Written request:
Report all lines from the entries below in which "structured" appears.

(Figure content listings)
:::

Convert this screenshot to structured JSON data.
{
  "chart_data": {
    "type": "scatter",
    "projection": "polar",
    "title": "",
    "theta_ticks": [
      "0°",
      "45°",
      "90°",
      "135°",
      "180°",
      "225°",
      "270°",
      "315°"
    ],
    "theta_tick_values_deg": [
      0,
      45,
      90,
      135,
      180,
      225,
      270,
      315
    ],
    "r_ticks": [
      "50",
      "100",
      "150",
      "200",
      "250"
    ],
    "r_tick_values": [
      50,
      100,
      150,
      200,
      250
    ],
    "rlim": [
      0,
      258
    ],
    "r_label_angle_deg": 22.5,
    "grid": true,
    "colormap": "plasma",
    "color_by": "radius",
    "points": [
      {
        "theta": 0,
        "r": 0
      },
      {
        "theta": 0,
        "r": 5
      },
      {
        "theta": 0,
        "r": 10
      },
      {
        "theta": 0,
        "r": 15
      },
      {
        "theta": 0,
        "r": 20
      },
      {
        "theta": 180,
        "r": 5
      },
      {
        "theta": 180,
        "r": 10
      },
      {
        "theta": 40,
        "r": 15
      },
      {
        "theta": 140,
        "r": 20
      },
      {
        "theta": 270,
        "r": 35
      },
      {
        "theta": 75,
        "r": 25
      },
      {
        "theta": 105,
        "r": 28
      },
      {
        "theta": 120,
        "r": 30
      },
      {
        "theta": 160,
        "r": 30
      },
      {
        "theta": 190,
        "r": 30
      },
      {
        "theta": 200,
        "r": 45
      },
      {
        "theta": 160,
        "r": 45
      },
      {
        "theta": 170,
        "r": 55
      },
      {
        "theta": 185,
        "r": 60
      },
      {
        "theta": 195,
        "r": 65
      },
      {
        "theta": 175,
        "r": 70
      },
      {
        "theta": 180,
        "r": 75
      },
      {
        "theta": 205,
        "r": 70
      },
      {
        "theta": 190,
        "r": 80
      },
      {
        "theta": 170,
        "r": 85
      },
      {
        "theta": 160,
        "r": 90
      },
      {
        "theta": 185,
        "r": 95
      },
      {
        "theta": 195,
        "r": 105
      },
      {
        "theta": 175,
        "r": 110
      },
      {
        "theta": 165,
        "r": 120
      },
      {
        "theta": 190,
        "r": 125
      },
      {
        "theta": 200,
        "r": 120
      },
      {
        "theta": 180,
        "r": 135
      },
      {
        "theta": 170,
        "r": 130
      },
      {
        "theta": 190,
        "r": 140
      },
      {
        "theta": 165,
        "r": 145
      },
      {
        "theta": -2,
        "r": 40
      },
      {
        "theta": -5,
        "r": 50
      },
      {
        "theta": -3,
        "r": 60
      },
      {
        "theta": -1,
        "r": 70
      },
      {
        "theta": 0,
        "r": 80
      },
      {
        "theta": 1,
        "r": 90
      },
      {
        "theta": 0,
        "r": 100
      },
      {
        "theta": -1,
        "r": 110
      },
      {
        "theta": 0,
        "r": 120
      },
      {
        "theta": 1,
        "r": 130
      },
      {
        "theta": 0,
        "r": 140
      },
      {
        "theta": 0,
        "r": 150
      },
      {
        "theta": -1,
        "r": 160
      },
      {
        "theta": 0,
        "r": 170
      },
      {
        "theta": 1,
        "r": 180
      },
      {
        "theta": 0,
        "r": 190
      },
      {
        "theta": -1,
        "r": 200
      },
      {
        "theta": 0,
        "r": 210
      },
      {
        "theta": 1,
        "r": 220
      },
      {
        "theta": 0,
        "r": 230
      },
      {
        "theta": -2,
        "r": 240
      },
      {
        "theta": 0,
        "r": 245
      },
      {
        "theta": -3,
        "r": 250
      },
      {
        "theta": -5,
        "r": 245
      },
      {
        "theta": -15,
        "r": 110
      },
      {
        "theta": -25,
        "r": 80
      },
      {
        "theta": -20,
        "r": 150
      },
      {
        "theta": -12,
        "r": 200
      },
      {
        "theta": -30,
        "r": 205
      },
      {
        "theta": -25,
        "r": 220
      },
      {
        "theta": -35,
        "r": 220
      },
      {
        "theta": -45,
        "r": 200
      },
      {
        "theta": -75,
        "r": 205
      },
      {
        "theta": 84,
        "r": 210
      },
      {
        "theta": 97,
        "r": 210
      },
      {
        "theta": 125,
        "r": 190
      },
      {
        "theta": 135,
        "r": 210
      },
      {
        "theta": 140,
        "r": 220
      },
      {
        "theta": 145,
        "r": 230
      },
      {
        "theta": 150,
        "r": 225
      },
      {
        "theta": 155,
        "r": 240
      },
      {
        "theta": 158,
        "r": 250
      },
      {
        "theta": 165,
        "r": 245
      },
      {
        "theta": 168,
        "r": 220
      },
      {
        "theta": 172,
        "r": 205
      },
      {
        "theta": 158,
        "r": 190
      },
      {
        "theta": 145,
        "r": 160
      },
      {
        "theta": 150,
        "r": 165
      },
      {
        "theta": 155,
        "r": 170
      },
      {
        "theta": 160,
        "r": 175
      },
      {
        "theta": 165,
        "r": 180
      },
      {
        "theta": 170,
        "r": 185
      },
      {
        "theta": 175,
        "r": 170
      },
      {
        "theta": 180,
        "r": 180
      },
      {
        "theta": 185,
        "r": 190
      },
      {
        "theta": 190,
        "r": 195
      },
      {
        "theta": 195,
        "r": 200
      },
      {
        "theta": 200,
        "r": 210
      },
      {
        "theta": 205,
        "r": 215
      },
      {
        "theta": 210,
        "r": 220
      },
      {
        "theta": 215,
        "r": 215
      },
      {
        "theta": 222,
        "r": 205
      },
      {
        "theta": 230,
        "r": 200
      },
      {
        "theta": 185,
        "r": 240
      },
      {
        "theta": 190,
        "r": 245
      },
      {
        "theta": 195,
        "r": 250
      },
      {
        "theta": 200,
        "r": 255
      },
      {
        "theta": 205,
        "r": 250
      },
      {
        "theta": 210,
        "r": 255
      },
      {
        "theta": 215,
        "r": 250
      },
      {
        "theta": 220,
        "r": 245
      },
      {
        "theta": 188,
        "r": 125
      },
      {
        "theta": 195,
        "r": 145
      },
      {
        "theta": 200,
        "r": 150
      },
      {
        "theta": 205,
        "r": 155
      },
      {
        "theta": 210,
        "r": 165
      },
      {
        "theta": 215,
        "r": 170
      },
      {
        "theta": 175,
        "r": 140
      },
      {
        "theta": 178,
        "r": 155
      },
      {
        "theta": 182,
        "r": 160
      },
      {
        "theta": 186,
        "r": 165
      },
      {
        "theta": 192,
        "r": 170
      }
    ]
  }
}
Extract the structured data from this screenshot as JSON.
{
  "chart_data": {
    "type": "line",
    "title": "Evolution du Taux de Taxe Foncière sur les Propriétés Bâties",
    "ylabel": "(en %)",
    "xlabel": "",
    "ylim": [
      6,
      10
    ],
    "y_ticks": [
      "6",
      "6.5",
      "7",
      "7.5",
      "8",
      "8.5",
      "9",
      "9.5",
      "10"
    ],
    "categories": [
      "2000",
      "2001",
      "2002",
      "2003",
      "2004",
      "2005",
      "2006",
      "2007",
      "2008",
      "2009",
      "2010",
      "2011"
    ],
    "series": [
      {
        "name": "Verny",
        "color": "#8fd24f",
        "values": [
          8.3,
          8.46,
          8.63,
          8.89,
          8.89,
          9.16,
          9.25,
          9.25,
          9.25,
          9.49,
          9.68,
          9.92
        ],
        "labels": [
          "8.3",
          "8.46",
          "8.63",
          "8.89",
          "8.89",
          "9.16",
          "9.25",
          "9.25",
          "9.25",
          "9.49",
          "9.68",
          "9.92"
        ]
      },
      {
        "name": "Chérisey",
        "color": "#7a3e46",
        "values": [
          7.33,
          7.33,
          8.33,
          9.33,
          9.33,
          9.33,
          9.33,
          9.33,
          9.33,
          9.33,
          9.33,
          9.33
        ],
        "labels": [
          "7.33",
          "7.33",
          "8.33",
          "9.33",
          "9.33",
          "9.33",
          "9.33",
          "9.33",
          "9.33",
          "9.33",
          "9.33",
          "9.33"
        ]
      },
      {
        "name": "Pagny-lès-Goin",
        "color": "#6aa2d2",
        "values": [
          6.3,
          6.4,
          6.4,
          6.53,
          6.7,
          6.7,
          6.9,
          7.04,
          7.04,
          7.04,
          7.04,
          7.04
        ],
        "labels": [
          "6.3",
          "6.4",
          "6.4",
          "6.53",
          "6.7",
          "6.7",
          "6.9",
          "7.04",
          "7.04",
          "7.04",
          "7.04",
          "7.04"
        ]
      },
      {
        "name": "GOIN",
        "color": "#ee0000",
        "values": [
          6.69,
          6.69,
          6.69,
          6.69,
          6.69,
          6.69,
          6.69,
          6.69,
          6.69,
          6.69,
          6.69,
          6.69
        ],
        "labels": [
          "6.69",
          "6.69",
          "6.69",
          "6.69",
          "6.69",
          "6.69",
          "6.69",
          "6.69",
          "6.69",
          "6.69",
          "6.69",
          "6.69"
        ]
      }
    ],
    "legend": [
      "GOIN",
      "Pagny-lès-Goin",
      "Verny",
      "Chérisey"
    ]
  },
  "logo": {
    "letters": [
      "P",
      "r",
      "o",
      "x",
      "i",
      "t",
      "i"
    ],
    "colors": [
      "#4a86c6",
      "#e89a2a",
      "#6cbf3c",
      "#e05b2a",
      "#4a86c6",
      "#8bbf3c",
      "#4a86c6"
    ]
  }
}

:::

Output:
Convert this screenshot to structured JSON data.
Extract the structured data from this screenshot as JSON.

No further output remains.